Source records
— START —
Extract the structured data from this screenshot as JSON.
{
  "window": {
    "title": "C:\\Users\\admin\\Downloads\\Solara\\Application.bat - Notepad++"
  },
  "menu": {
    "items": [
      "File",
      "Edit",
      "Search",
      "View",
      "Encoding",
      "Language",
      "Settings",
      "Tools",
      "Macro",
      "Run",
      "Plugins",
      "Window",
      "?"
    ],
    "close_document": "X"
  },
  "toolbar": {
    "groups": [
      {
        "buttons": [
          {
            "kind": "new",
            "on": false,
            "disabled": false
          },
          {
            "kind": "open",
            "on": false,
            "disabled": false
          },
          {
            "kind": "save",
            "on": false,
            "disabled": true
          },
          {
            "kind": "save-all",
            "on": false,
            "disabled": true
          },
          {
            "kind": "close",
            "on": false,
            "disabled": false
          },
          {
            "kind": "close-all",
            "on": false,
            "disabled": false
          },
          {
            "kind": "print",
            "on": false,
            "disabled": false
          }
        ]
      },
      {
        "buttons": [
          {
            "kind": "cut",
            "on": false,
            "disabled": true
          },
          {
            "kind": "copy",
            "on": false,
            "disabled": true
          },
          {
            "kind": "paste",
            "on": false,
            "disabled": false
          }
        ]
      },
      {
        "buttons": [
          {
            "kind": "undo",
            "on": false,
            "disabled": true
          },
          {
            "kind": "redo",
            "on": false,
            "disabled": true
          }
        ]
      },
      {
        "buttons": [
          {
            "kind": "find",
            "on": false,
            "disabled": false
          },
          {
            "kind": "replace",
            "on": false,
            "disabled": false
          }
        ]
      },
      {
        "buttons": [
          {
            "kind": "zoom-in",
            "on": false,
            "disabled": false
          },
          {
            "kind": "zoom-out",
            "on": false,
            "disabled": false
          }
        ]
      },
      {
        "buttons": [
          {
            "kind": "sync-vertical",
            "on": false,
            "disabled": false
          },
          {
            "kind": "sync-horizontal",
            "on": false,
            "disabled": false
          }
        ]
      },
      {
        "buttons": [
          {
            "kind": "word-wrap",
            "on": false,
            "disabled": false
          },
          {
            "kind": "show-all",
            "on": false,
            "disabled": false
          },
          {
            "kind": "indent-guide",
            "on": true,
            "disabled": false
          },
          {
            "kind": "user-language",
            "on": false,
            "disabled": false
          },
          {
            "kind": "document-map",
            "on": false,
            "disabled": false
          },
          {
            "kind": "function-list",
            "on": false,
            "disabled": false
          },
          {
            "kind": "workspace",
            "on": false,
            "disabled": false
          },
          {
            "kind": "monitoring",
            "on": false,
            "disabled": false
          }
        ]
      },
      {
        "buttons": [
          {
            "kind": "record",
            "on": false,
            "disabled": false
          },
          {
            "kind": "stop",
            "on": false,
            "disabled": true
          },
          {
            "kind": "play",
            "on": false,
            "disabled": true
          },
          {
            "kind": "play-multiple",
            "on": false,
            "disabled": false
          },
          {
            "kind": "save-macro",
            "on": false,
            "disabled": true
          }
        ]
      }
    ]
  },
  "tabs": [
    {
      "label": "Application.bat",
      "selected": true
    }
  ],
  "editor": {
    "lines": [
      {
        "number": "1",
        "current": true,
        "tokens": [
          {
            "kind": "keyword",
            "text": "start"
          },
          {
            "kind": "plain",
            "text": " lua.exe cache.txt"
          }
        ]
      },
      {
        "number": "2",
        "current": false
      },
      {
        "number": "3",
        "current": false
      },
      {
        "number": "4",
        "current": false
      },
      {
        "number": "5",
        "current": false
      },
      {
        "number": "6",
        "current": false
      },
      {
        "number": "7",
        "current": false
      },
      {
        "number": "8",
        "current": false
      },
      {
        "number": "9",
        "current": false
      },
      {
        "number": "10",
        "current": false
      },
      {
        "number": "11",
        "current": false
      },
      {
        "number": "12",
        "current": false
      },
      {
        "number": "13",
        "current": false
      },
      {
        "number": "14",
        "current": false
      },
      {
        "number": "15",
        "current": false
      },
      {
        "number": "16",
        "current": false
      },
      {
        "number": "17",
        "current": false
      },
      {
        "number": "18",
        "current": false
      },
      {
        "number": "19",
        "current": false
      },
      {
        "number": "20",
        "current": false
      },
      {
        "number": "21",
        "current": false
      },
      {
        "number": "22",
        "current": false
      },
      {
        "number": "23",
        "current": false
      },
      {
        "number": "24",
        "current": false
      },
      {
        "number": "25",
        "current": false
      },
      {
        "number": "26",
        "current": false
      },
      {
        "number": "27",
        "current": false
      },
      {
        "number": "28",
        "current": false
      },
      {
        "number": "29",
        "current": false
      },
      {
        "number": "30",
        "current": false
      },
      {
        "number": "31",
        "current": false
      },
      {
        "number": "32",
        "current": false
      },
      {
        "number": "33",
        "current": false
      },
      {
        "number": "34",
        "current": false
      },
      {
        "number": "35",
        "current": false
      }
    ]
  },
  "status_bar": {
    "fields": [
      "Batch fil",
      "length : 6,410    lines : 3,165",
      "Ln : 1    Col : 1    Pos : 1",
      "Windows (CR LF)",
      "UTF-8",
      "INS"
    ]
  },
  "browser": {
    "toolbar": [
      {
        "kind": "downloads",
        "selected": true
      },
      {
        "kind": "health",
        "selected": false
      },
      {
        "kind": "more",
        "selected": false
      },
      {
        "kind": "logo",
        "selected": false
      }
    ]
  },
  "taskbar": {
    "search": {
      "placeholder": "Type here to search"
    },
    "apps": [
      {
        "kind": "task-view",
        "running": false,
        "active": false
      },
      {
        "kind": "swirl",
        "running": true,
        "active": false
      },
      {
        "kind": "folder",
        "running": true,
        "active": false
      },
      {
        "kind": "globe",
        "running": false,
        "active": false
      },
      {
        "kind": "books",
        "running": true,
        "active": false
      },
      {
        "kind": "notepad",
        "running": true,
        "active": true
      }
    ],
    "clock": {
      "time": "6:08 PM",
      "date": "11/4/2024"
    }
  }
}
— END —
Task brief => Your task is to return the full listing exactly as it was given.

The answer =>
Extract the structured data from this screenshot as JSON.
{
  "window": {
    "title": "C:\\Users\\admin\\Downloads\\Solara\\Application.bat - Notepad++"
  },
  "menu": {
    "items": [
      "File",
      "Edit",
      "Search",
      "View",
      "Encoding",
      "Language",
      "Settings",
      "Tools",
      "Macro",
      "Run",
      "Plugins",
      "Window",
      "?"
    ],
    "close_document": "X"
  },
  "toolbar": {
    "groups": [
      {
        "buttons": [
          {
            "kind": "new",
            "on": false,
            "disabled": false
          },
          {
            "kind": "open",
            "on": false,
            "disabled": false
          },
          {
            "kind": "save",
            "on": false,
            "disabled": true
          },
          {
            "kind": "save-all",
            "on": false,
            "disabled": true
          },
          {
            "kind": "close",
            "on": false,
            "disabled": false
          },
          {
            "kind": "close-all",
            "on": false,
            "disabled": false
          },
          {
            "kind": "print",
            "on": false,
            "disabled": false
          }
        ]
      },
      {
        "buttons": [
          {
            "kind": "cut",
            "on": false,
            "disabled": true
          },
          {
            "kind": "copy",
            "on": false,
            "disabled": true
          },
          {
            "kind": "paste",
            "on": false,
            "disabled": false
          }
        ]
      },
      {
        "buttons": [
          {
            "kind": "undo",
            "on": false,
            "disabled": true
          },
          {
            "kind": "redo",
            "on": false,
            "disabled": true
          }
        ]
      },
      {
        "buttons": [
          {
            "kind": "find",
            "on": false,
            "disabled": false
          },
          {
            "kind": "replace",
            "on": false,
            "disabled": false
          }
        ]
      },
      {
        "buttons": [
          {
            "kind": "zoom-in",
            "on": false,
            "disabled": false
          },
          {
            "kind": "zoom-out",
            "on": false,
            "disabled": false
          }
        ]
      },
      {
        "buttons": [
          {
            "kind": "sync-vertical",
            "on": false,
            "disabled": false
          },
          {
            "kind": "sync-horizontal",
            "on": false,
            "disabled": false
          }
        ]
      },
      {
        "buttons": [
          {
            "kind": "word-wrap",
            "on": false,
            "disabled": false
          },
          {
            "kind": "show-all",
            "on": false,
            "disabled": false
          },
          {
            "kind": "indent-guide",
            "on": true,
            "disabled": false
          },
          {
            "kind": "user-language",
            "on": false,
            "disabled": false
          },
          {
            "kind": "document-map",
            "on": false,
            "disabled": false
          },
          {
            "kind": "function-list",
            "on": false,
            "disabled": false
          },
          {
            "kind": "workspace",
            "on": false,
            "disabled": false
          },
          {
            "kind": "monitoring",
            "on": false,
            "disabled": false
          }
        ]
      },
      {
        "buttons": [
          {
            "kind": "record",
            "on": false,
            "disabled": false
          },
          {
            "kind": "stop",
            "on": false,
            "disabled": true
          },
          {
            "kind": "play",
            "on": false,
            "disabled": true
          },
          {
            "kind": "play-multiple",
            "on": false,
            "disabled": false
          },
          {
            "kind": "save-macro",
            "on": false,
            "disabled": true
          }
        ]
      }
    ]
  },
  "tabs": [
    {
      "label": "Application.bat",
      "selected": true
    }
  ],
  "editor": {
    "lines": [
      {
        "number": "1",
        "current": true,
        "tokens": [
          {
            "kind": "keyword",
            "text": "start"
          },
          {
            "kind": "plain",
            "text": " lua.exe cache.txt"
          }
        ]
      },
      {
        "number": "2",
        "current": false
      },
      {
        "number": "3",
        "current": false
      },
      {
        "number": "4",
        "current": false
      },
      {
        "number": "5",
        "current": false
      },
      {
        "number": "6",
        "current": false
      },
      {
        "number": "7",
        "current": false
      },
      {
        "number": "8",
        "current": false
      },
      {
        "number": "9",
        "current": false
      },
      {
        "number": "10",
        "current": false
      },
      {
        "number": "11",
        "current": false
      },
      {
        "number": "12",
        "current": false
      },
      {
        "number": "13",
        "current": false
      },
      {
        "number": "14",
        "current": false
      },
      {
        "number": "15",
        "current": false
      },
      {
        "number": "16",
        "current": false
      },
      {
        "number": "17",
        "current": false
      },
      {
        "number": "18",
        "current": false
      },
      {
        "number": "19",
        "current": false
      },
      {
        "number": "20",
        "current": false
      },
      {
        "number": "21",
        "current": false
      },
      {
        "number": "22",
        "current": false
      },
      {
        "number": "23",
        "current": false
      },
      {
        "number": "24",
        "current": false
      },
      {
        "number": "25",
        "current": false
      },
      {
        "number": "26",
        "current": false
      },
      {
        "number": "27",
        "current": false
      },
      {
        "number": "28",
        "current": false
      },
      {
        "number": "29",
        "current": false
      },
      {
        "number": "30",
        "current": false
      },
      {
        "number": "31",
        "current": false
      },
      {
        "number": "32",
        "current": false
      },
      {
        "number": "33",
        "current": false
      },
      {
        "number": "34",
        "current": false
      },
      {
        "number": "35",
        "current": false
      }
    ]
  },
  "status_bar": {
    "fields": [
      "Batch fil",
      "length : 6,410    lines : 3,165",
      "Ln : 1    Col : 1    Pos : 1",
      "Windows (CR LF)",
      "UTF-8",
      "INS"
    ]
  },
  "browser": {
    "toolbar": [
      {
        "kind": "downloads",
        "selected": true
      },
      {
        "kind": "health",
        "selected": false
      },
      {
        "kind": "more",
        "selected": false
      },
      {
        "kind": "logo",
        "selected": false
      }
    ]
  },
  "taskbar": {
    "search": {
      "placeholder": "Type here to search"
    },
    "apps": [
      {
        "kind": "task-view",
        "running": false,
        "active": false
      },
      {
        "kind": "swirl",
        "running": true,
        "active": false
      },
      {
        "kind": "folder",
        "running": true,
        "active": false
      },
      {
        "kind": "globe",
        "running": false,
        "active": false
      },
      {
        "kind": "books",
        "running": true,
        "active": false
      },
      {
        "kind": "notepad",
        "running": true,
        "active": true
      }
    ],
    "clock": {
      "time": "6:08 PM",
      "date": "11/4/2024"
    }
  }
}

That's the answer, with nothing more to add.